● **The task**
Can you pull out each line of the data below that includes the word "ncaspase"?
### Data records
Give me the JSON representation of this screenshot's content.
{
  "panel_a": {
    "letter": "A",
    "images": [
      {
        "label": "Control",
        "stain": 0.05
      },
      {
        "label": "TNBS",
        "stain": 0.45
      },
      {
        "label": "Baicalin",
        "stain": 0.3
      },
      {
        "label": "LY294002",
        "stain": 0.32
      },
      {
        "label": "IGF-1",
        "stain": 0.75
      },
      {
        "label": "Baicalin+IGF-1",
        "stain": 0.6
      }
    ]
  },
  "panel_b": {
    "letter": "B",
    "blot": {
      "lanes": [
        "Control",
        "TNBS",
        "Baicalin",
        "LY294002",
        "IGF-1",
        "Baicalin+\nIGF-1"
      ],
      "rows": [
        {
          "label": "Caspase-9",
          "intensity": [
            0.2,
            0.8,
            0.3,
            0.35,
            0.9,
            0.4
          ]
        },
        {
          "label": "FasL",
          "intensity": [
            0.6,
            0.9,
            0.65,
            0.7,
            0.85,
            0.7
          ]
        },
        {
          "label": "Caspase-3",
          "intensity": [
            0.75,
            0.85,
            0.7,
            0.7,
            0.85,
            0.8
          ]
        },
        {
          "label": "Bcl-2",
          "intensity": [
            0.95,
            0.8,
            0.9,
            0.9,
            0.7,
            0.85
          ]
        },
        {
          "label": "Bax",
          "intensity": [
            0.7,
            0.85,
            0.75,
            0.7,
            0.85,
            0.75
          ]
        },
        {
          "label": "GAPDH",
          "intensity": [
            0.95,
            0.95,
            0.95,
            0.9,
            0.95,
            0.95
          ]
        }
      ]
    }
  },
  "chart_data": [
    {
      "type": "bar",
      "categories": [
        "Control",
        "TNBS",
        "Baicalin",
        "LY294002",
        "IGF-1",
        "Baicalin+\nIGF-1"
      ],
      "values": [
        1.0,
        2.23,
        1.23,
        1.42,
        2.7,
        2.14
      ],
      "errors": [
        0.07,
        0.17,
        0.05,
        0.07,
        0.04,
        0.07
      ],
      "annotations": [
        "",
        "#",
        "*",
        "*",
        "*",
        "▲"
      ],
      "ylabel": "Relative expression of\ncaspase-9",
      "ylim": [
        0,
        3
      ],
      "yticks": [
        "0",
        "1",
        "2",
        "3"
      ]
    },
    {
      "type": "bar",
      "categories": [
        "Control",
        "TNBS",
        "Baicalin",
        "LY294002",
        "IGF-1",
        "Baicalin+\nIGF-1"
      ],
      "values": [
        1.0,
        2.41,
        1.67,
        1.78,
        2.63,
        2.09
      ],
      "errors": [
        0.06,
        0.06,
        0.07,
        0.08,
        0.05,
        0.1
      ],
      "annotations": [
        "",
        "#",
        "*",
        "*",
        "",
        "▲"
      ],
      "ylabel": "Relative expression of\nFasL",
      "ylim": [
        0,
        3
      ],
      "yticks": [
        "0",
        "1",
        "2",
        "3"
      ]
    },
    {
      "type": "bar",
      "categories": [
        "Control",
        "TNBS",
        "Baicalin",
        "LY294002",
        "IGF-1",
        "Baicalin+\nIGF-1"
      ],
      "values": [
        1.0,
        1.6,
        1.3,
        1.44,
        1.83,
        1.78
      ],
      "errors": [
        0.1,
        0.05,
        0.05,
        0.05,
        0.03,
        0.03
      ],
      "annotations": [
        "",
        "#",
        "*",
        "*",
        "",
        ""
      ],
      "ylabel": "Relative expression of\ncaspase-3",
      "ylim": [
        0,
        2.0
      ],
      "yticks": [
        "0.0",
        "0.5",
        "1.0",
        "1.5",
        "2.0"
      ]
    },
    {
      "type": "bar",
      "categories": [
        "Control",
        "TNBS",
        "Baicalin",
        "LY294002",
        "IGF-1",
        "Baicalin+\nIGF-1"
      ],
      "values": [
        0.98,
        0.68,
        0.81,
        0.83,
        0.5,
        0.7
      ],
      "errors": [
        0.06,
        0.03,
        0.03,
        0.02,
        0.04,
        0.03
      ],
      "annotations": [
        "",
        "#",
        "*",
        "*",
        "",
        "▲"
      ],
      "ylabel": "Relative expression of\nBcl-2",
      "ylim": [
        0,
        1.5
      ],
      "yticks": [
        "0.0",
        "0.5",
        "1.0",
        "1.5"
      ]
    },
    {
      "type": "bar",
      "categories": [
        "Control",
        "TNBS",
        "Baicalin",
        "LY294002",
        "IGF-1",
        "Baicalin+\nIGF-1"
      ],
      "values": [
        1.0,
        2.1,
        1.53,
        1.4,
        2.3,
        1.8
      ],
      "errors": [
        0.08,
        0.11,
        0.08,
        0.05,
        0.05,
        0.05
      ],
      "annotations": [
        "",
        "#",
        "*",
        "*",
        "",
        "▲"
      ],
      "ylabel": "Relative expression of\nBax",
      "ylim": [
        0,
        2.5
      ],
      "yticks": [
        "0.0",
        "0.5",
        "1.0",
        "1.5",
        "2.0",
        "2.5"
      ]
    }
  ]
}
######
● **Result of the exercise**
      "ylabel": "Relative expression of\ncaspase-9",
      "ylabel": "Relative expression of\ncaspase-3",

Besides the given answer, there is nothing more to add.